Render every entry verbatim.

Figure record extracts
/---
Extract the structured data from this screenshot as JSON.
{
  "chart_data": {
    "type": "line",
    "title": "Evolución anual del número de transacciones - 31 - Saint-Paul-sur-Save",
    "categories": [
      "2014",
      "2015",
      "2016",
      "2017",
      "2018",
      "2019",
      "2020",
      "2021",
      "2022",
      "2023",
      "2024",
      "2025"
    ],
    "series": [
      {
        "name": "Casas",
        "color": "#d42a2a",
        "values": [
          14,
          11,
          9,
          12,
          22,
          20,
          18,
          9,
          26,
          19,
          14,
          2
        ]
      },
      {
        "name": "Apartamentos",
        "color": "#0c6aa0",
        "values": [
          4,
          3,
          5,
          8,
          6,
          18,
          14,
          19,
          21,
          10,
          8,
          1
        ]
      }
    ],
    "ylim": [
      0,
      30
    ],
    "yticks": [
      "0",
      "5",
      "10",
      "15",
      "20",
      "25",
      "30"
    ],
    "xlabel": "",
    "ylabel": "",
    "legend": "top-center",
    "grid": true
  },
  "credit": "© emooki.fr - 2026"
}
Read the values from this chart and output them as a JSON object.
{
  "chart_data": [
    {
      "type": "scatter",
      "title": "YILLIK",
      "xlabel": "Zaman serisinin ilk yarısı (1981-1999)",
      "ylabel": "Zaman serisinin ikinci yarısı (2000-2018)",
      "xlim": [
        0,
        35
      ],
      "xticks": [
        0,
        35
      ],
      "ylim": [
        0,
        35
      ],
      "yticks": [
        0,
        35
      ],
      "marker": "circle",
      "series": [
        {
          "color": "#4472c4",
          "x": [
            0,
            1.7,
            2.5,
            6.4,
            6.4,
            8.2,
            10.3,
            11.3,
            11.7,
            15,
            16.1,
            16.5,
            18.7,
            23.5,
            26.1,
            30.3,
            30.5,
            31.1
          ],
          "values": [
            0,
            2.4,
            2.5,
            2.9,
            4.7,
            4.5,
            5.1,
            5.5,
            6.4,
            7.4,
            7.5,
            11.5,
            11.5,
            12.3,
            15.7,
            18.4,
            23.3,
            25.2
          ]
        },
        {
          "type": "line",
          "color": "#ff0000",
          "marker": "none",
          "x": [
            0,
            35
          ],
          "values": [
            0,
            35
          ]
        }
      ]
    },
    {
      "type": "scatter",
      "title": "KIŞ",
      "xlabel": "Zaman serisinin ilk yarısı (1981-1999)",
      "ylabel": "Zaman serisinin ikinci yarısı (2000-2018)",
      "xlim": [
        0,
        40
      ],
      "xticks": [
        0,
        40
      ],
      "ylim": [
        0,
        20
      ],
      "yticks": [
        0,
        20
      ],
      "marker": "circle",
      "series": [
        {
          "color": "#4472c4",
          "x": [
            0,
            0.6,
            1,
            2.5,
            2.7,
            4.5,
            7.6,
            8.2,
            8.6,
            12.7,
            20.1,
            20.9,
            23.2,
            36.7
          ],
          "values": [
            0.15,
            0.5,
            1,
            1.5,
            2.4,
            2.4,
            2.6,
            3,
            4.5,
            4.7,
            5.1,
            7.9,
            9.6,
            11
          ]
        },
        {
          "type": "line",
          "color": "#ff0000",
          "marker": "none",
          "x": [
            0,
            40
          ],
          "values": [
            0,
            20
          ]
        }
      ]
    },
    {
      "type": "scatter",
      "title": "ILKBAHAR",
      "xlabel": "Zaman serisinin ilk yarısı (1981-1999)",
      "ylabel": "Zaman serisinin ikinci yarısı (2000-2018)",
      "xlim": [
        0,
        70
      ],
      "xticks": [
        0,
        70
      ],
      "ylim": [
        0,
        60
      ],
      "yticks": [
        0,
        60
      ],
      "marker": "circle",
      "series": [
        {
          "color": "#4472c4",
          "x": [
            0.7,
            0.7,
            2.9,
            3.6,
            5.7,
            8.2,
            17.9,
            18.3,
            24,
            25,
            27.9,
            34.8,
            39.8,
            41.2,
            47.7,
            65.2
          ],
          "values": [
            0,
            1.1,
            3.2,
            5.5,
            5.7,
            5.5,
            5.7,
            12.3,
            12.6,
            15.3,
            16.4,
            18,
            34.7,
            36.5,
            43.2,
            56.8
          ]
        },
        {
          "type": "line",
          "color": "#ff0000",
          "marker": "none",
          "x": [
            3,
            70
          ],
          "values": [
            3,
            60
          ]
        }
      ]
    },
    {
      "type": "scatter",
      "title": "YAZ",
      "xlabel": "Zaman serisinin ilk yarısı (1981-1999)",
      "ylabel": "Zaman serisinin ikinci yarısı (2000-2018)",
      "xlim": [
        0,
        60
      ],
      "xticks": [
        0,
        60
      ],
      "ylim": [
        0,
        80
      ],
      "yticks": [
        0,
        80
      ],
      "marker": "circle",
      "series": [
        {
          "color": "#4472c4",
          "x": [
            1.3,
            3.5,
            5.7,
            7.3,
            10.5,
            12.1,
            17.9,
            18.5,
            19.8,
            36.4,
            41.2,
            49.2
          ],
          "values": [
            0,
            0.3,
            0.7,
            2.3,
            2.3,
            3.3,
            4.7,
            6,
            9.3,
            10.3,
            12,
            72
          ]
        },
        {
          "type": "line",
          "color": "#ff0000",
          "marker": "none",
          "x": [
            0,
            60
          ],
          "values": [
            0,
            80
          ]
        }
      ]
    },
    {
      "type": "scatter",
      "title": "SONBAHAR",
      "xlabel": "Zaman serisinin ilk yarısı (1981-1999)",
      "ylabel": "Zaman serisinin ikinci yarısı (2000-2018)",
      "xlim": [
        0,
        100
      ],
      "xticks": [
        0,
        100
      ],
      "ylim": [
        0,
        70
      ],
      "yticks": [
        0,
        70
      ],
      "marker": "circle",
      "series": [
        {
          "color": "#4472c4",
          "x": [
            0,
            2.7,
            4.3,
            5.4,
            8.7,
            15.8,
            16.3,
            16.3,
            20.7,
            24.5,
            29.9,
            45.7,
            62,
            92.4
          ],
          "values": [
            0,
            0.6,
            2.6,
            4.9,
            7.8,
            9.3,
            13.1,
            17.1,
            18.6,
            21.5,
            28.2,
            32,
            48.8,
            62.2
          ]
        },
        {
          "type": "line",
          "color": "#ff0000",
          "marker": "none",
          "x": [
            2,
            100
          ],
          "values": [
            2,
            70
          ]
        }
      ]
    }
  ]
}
\---
**CORRECT ANSWER:**
Extract the structured data from this screenshot as JSON.
{
  "chart_data": {
    "type": "line",
    "title": "Evolución anual del número de transacciones - 31 - Saint-Paul-sur-Save",
    "categories": [
      "2014",
      "2015",
      "2016",
      "2017",
      "2018",
      "2019",
      "2020",
      "2021",
      "2022",
      "2023",
      "2024",
      "2025"
    ],
    "series": [
      {
        "name": "Casas",
        "color": "#d42a2a",
        "values": [
          14,
          11,
          9,
          12,
          22,
          20,
          18,
          9,
          26,
          19,
          14,
          2
        ]
      },
      {
        "name": "Apartamentos",
        "color": "#0c6aa0",
        "values": [
          4,
          3,
          5,
          8,
          6,
          18,
          14,
          19,
          21,
          10,
          8,
          1
        ]
      }
    ],
    "ylim": [
      0,
      30
    ],
    "yticks": [
      "0",
      "5",
      "10",
      "15",
      "20",
      "25",
      "30"
    ],
    "xlabel": "",
    "ylabel": "",
    "legend": "top-center",
    "grid": true
  },
  "credit": "© emooki.fr - 2026"
}
Read the values from this chart and output them as a JSON object.
{
  "chart_data": [
    {
      "type": "scatter",
      "title": "YILLIK",
      "xlabel": "Zaman serisinin ilk yarısı (1981-1999)",
      "ylabel": "Zaman serisinin ikinci yarısı (2000-2018)",
      "xlim": [
        0,
        35
      ],
      "xticks": [
        0,
        35
      ],
      "ylim": [
        0,
        35
      ],
      "yticks": [
        0,
        35
      ],
      "marker": "circle",
      "series": [
        {
          "color": "#4472c4",
          "x": [
            0,
            1.7,
            2.5,
            6.4,
            6.4,
            8.2,
            10.3,
            11.3,
            11.7,
            15,
            16.1,
            16.5,
            18.7,
            23.5,
            26.1,
            30.3,
            30.5,
            31.1
          ],
          "values": [
            0,
            2.4,
            2.5,
            2.9,
            4.7,
            4.5,
            5.1,
            5.5,
            6.4,
            7.4,
            7.5,
            11.5,
            11.5,
            12.3,
            15.7,
            18.4,
            23.3,
            25.2
          ]
        },
        {
          "type": "line",
          "color": "#ff0000",
          "marker": "none",
          "x": [
            0,
            35
          ],
          "values": [
            0,
            35
          ]
        }
      ]
    },
    {
      "type": "scatter",
      "title": "KIŞ",
      "xlabel": "Zaman serisinin ilk yarısı (1981-1999)",
      "ylabel": "Zaman serisinin ikinci yarısı (2000-2018)",
      "xlim": [
        0,
        40
      ],
      "xticks": [
        0,
        40
      ],
      "ylim": [
        0,
        20
      ],
      "yticks": [
        0,
        20
      ],
      "marker": "circle",
      "series": [
        {
          "color": "#4472c4",
          "x": [
            0,
            0.6,
            1,
            2.5,
            2.7,
            4.5,
            7.6,
            8.2,
            8.6,
            12.7,
            20.1,
            20.9,
            23.2,
            36.7
          ],
          "values": [
            0.15,
            0.5,
            1,
            1.5,
            2.4,
            2.4,
            2.6,
            3,
            4.5,
            4.7,
            5.1,
            7.9,
            9.6,
            11
          ]
        },
        {
          "type": "line",
          "color": "#ff0000",
          "marker": "none",
          "x": [
            0,
            40
          ],
          "values": [
            0,
            20
          ]
        }
      ]
    },
    {
      "type": "scatter",
      "title": "ILKBAHAR",
      "xlabel": "Zaman serisinin ilk yarısı (1981-1999)",
      "ylabel": "Zaman serisinin ikinci yarısı (2000-2018)",
      "xlim": [
        0,
        70
      ],
      "xticks": [
        0,
        70
      ],
      "ylim": [
        0,
        60
      ],
      "yticks": [
        0,
        60
      ],
      "marker": "circle",
      "series": [
        {
          "color": "#4472c4",
          "x": [
            0.7,
            0.7,
            2.9,
            3.6,
            5.7,
            8.2,
            17.9,
            18.3,
            24,
            25,
            27.9,
            34.8,
            39.8,
            41.2,
            47.7,
            65.2
          ],
          "values": [
            0,
            1.1,
            3.2,
            5.5,
            5.7,
            5.5,
            5.7,
            12.3,
            12.6,
            15.3,
            16.4,
            18,
            34.7,
            36.5,
            43.2,
            56.8
          ]
        },
        {
          "type": "line",
          "color": "#ff0000",
          "marker": "none",
          "x": [
            3,
            70
          ],
          "values": [
            3,
            60
          ]
        }
      ]
    },
    {
      "type": "scatter",
      "title": "YAZ",
      "xlabel": "Zaman serisinin ilk yarısı (1981-1999)",
      "ylabel": "Zaman serisinin ikinci yarısı (2000-2018)",
      "xlim": [
        0,
        60
      ],
      "xticks": [
        0,
        60
      ],
      "ylim": [
        0,
        80
      ],
      "yticks": [
        0,
        80
      ],
      "marker": "circle",
      "series": [
        {
          "color": "#4472c4",
          "x": [
            1.3,
            3.5,
            5.7,
            7.3,
            10.5,
            12.1,
            17.9,
            18.5,
            19.8,
            36.4,
            41.2,
            49.2
          ],
          "values": [
            0,
            0.3,
            0.7,
            2.3,
            2.3,
            3.3,
            4.7,
            6,
            9.3,
            10.3,
            12,
            72
          ]
        },
        {
          "type": "line",
          "color": "#ff0000",
          "marker": "none",
          "x": [
            0,
            60
          ],
          "values": [
            0,
            80
          ]
        }
      ]
    },
    {
      "type": "scatter",
      "title": "SONBAHAR",
      "xlabel": "Zaman serisinin ilk yarısı (1981-1999)",
      "ylabel": "Zaman serisinin ikinci yarısı (2000-2018)",
      "xlim": [
        0,
        100
      ],
      "xticks": [
        0,
        100
      ],
      "ylim": [
        0,
        70
      ],
      "yticks": [
        0,
        70
      ],
      "marker": "circle",
      "series": [
        {
          "color": "#4472c4",
          "x": [
            0,
            2.7,
            4.3,
            5.4,
            8.7,
            15.8,
            16.3,
            16.3,
            20.7,
            24.5,
            29.9,
            45.7,
            62,
            92.4
          ],
          "values": [
            0,
            0.6,
            2.6,
            4.9,
            7.8,
            9.3,
            13.1,
            17.1,
            18.6,
            21.5,
            28.2,
            32,
            48.8,
            62.2
          ]
        },
        {
          "type": "line",
          "color": "#ff0000",
          "marker": "none",
          "x": [
            2,
            100
          ],
          "values": [
            2,
            70
          ]
        }
      ]
    }
  ]
}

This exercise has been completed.